◆ Série d'exercices
[1] En quelle année la Lettre aux jeunes du monde entier mentionnée dans le texte choisi a-t-elle été adressée ?
[2] Réécrivez le passage du texte choisi allant de « 4. La parénèse » à « [1964], p. 25). », en remplaçant « merveilleuse » par « belle ».
[3] Énumérez tout ce que, selon le texte choisi, la Sainte Famille nous encourage à partager avec les familles.

====== Texte choisi ======


     3. Un autre thème est celui de la famille en tant que lieu où mûrit une vocation. Nous pouvons trouver cet aspect dans la réponse que Jésus donna à Marie et à Joseph qui le cherchaient, angoissés, alors qu’il s’entretenait avec les Docteurs dans le temple de Jérusalem : « Ne saviez-vous pas que je dois être dans la maison de mon Père ? » (Lc 2, 49). Dans la Lettre que j’ai adressée aux jeunes du monde entier en 1985, à l’occasion de la Journée de la jeunesse, j’ai cherché à mettre en évidence combien est précieux ce projet de vie que, précisément au moment de la jeunesse, chaque jeune doit s’efforcer d’élaborer. Comme Jésus, à l’âge de 12 ans, était entièrement consacré aux choses de son Père, ainsi chacun est appelé à se poser la question : quelles sont ces « choses du Père » auxquelles je dois me consacrer pour toute la vie ?

     4. La parénèse apostolique nous indique d’autres aspects inhérents à la vocation de la famille, par exemple dans les Lettres aux Éphésiens et aux Colossiens. Pour les Apôtres, comme plus tard pour les Pères de l’Église, la famille est « l’Église domestique ». Dans sa merveilleuse homélie sur Nazareth et l’exemple que nous donne la Sainte Famille, le Pape Paul VI est resté fidèle à cette tradition : « Nazareth nous rappelle ce qu’est la famille, ce qu’est la communion d’amour, son austère et simple beauté, son caractère sacré et inviolable… » (Insegnamenti di Paolo VI, II [1964], p. 25).

     5. Ainsi donc, dès le début, l’Église écrivit sa Lettre aux familles et j’entends m’inscrire moi aussi dans ce sillage en préparant une Lettre pour l’Année de la famille, qui sera rendue publique d’ici peu. La Sainte Famille de Nazareth est pour nous un défi permanent, qui nous oblige à approfondir le mystère de « l’Église domestique » et de toute famille humaine. Elle nous encourage à prier pour les familles et avec les familles, et à partager tout ce qui, pour elles, est joie et espérance, mais aussi préoccupation et inquiétude.

====== Données fournies ======

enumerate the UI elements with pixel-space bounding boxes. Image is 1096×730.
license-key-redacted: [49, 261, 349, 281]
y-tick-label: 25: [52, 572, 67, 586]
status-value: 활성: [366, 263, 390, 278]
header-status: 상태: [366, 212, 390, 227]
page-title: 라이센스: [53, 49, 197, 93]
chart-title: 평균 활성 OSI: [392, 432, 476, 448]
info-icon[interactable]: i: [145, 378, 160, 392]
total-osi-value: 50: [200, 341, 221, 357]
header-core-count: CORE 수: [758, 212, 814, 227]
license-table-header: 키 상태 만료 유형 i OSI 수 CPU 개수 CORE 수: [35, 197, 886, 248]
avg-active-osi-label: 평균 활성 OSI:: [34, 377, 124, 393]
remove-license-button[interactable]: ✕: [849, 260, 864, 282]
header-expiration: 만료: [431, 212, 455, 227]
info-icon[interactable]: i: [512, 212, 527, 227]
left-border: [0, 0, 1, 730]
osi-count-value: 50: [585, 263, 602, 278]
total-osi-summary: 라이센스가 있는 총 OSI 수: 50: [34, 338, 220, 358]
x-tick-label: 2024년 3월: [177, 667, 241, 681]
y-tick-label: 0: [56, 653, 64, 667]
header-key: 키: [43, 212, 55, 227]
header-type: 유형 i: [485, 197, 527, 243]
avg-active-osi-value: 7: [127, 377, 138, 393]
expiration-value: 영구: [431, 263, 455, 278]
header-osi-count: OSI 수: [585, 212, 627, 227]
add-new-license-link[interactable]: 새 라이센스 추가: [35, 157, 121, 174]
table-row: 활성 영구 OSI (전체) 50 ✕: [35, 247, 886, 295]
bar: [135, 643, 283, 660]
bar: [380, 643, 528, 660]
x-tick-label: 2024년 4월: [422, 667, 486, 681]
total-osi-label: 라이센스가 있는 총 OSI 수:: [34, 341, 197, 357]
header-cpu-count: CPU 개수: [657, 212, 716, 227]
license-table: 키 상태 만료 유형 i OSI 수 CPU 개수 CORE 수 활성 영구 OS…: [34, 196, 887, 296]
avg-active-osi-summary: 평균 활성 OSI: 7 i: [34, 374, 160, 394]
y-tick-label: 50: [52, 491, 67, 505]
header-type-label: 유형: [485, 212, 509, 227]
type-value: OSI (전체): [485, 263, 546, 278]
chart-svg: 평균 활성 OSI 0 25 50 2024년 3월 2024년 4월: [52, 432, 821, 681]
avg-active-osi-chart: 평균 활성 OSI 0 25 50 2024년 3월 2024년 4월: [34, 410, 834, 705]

======

◆ Réponses détaillées
[1] En 1985.

[2]
4. La parénèse apostolique nous indique d’autres aspects inhérents à la vocation de la famille, par exemple dans les Lettres aux Éphésiens et aux Colossiens. Pour les Apôtres, comme plus tard pour les Pères de l’Église, la famille est « l’Église domestique ». Dans sa belle homélie sur Nazareth et l’exemple que nous donne la Sainte Famille, le Pape Paul VI est resté fidèle à cette tradition : « Nazareth nous rappelle ce qu’est la famille, ce qu’est la communion d’amour, son austère et simple beauté, son caractère sacré et inviolable… » (Insegnamenti di Paolo VI, II [1964], p. 25).

[3] La joie, l'espérance, la préoccupation et l'inquiétude.